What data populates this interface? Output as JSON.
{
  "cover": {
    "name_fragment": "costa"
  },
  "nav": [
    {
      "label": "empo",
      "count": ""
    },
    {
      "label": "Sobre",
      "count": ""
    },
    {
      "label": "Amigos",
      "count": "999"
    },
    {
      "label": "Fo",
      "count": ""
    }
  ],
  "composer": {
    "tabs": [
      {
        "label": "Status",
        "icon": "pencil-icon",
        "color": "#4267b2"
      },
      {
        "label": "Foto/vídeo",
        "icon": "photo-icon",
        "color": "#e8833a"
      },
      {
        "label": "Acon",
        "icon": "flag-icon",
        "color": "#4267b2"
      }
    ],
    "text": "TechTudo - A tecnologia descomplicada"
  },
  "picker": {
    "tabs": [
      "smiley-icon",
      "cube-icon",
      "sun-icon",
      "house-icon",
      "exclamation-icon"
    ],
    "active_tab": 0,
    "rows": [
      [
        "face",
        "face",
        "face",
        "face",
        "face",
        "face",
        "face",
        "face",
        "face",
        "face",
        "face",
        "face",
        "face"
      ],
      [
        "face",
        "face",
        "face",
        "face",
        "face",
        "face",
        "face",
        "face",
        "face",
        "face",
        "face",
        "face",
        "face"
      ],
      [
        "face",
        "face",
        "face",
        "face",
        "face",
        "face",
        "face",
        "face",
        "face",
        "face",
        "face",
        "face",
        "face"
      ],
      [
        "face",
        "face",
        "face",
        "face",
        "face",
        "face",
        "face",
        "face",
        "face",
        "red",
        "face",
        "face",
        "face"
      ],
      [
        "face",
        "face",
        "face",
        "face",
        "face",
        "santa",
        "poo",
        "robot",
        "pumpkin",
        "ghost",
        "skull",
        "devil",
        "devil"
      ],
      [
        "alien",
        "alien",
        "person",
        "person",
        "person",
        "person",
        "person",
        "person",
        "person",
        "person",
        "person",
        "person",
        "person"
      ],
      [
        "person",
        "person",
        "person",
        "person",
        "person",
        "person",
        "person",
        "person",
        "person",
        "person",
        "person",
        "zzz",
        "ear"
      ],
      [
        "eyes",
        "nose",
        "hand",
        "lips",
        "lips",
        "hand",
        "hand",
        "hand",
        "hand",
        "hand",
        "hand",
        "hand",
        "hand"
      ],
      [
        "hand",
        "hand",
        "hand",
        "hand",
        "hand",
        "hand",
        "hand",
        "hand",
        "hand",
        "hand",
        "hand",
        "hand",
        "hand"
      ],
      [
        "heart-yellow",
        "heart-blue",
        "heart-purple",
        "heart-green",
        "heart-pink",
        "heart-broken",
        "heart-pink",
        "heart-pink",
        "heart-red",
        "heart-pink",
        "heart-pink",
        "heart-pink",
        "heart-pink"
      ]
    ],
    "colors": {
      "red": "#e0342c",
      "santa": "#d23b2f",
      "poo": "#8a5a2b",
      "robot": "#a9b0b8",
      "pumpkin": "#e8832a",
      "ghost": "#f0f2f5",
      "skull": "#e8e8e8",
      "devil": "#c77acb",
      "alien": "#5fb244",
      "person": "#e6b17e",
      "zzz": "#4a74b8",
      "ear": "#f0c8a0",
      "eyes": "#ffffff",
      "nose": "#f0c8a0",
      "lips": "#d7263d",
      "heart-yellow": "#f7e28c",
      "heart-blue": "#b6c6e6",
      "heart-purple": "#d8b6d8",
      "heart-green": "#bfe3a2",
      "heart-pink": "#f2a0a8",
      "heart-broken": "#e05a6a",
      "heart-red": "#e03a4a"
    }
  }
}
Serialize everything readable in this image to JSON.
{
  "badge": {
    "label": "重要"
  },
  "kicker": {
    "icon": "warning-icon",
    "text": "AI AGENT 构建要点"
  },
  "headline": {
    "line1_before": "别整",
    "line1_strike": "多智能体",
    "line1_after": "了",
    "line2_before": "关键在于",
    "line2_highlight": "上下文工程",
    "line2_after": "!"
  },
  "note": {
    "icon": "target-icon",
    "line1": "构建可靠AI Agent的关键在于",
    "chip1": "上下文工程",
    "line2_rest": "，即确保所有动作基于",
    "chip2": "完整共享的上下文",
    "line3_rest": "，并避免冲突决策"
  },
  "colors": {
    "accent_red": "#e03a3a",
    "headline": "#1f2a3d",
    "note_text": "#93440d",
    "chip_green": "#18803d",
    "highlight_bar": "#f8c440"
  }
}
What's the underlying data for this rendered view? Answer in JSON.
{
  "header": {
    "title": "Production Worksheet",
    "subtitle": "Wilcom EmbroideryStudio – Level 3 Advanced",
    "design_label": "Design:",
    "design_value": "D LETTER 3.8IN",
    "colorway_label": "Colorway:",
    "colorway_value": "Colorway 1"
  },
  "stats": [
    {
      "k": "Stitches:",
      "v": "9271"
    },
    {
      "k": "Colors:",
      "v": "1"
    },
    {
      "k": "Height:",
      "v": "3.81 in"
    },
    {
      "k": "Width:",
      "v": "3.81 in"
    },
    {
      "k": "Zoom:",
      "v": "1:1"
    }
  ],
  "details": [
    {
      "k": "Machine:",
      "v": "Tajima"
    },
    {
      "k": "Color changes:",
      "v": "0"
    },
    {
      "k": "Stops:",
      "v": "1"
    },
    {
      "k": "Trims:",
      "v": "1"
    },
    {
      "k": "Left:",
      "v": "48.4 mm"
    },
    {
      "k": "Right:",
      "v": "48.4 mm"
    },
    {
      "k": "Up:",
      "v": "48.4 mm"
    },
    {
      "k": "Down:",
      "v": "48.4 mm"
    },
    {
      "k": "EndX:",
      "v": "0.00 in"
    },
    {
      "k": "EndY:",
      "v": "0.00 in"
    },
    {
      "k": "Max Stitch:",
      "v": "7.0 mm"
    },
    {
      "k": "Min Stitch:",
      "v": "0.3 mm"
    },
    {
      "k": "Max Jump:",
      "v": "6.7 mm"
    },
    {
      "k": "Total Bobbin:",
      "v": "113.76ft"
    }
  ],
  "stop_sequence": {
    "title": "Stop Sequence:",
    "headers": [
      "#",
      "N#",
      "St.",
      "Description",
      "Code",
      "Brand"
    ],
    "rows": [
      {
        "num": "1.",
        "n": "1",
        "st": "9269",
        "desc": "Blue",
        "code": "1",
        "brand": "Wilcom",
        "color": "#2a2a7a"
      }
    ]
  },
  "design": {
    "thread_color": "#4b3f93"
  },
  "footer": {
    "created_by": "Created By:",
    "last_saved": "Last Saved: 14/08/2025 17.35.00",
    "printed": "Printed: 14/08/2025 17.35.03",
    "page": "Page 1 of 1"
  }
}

────────

**EXERCISE AIM**
Which lines above contain the word "icon"? Copy each of them.

**RESPONSE**
        "icon": "pencil-icon",
        "icon": "photo-icon",
        "icon": "flag-icon",
      "smiley-icon",
      "cube-icon",
      "sun-icon",
      "house-icon",
      "exclamation-icon"
    "icon": "warning-icon",
    "icon": "target-icon",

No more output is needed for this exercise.